Visual layout rows
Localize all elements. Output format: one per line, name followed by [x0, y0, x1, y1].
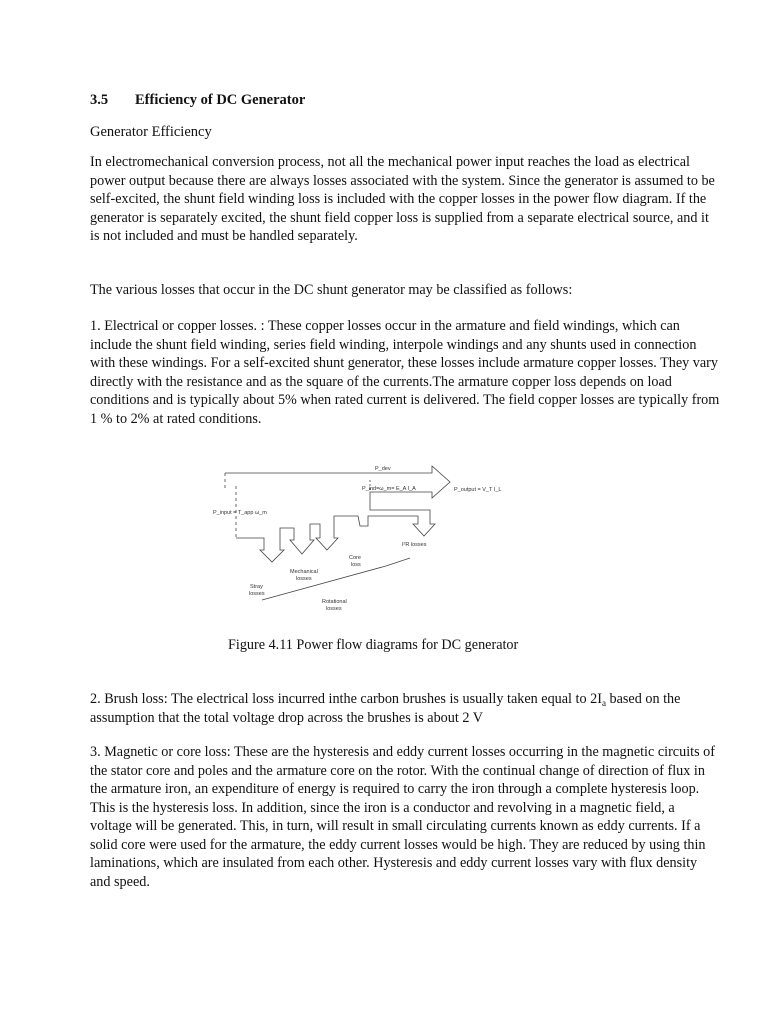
brush-loss-subscript: a: [601, 698, 606, 708]
label-rotational-2: losses: [326, 606, 342, 612]
label-p-input: P_input = T_app ω_m: [213, 510, 267, 516]
paragraph-4: [90, 690, 720, 727]
figure-caption: Figure 4.11 Power flow diagrams for DC generator: [228, 637, 519, 653]
paragraph-brush-loss: [90, 690, 720, 727]
paragraph-5: 3. Magnetic or core loss: These are the hysteresis and eddy current losses occurring in the magnetic circuits of the stator core and poles and the armature core on the rotor. With the continual change of direction of flux in the armature iron, an expenditure of energy is required to carry the iron through a complete hysteresis loop. This is the hysteresis loss. In addition, since the iron is a conductor and revolving in a magnetic field, a voltage will be generated. This, in turn, will result in small circulating currents known as eddy currents. If a solid core were used for the armature, the eddy current losses would be high. They are reduced by using thin laminations, which are insulated from each other. Hysteresis and eddy current losses vary with flux density and speed.: [90, 744, 715, 890]
brush-loss-text-end: based on the assumption that the total voltage drop across the brushes is about 2 V: [90, 691, 681, 726]
paragraph-classification: [90, 281, 720, 300]
paragraph-intro: [90, 153, 720, 246]
label-core-1: Core: [349, 555, 361, 561]
label-mechanical-2: losses: [296, 576, 312, 582]
section-title: Efficiency of DC Generator: [135, 92, 306, 108]
label-mechanical-1: Mechanical: [290, 569, 318, 575]
power-flow-svg: [210, 458, 502, 618]
paragraph-3: 1. Electrical or copper losses. : These copper losses occur in the armature and field windings, which can include the shunt field winding, series field winding, interpole windings and any shunts used in connection with these windings. For a self-excited shunt generator, these losses include armature copper losses. They vary directly with the resistance and as the square of the currents.The armature copper loss depends on load conditions and is typically about 5% when rated current is delivered. The field copper losses are typically from 1 % to 2% at rated conditions.: [90, 318, 720, 427]
label-p-ind: P_ind=ω_m= E_A I_A: [362, 486, 416, 492]
section-number: 3.5: [90, 92, 109, 108]
label-rotational-1: Rotational: [322, 599, 347, 605]
label-p-dev: P_dev: [375, 466, 391, 472]
label-core-2: loss: [351, 562, 361, 568]
rotational-bracket: [262, 558, 410, 600]
paragraph-2: The various losses that occur in the DC shunt generator may be classified as follows:: [90, 282, 573, 298]
power-flow-diagram: [210, 458, 502, 618]
paragraph-1: In electromechanical conversion process, not all the mechanical power input reaches the load as electrical power output because there are always losses associated with the system. Since the generator is assumed to be self-excited, the shunt field winding loss is included with the copper losses in the power flow diagram. If the generator is separately excited, the shunt field copper loss is supplied from a separate electrical source, and it is not included and must be handled separately.: [90, 154, 715, 244]
brush-loss-text: 2. Brush loss: The electrical loss incurred inthe carbon brushes is usually taken equal to 2I: [90, 691, 602, 707]
subheading: Generator Efficiency: [90, 124, 212, 140]
input-dashed-line: [225, 473, 236, 540]
paragraph-core-loss: [90, 743, 720, 891]
label-stray-2: losses: [249, 591, 265, 597]
paragraph-copper-losses: [90, 317, 720, 428]
label-i2r-losses: I²R losses: [402, 542, 427, 548]
label-p-output: P_output = V_T I_L: [454, 487, 502, 493]
section-heading: [90, 92, 305, 109]
label-stray-1: Stray: [250, 584, 263, 590]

Problem requirements:
Copy the rows starting with the line containing "brush-loss-subscript: a: [601, 698, 606, 708]" and ending with the line containing "paragraph-brush-loss: [90, 690, 720, 727]", including both of those lines.

Result for this exercise:
brush-loss-subscript: a: [601, 698, 606, 708]
label-rotational-2: losses: [326, 606, 342, 612]
label-p-input: P_input = T_app ω_m: [213, 510, 267, 516]
paragraph-4: [90, 690, 720, 727]
figure-caption: Figure 4.11 Power flow diagrams for DC generator: [228, 637, 519, 653]
paragraph-brush-loss: [90, 690, 720, 727]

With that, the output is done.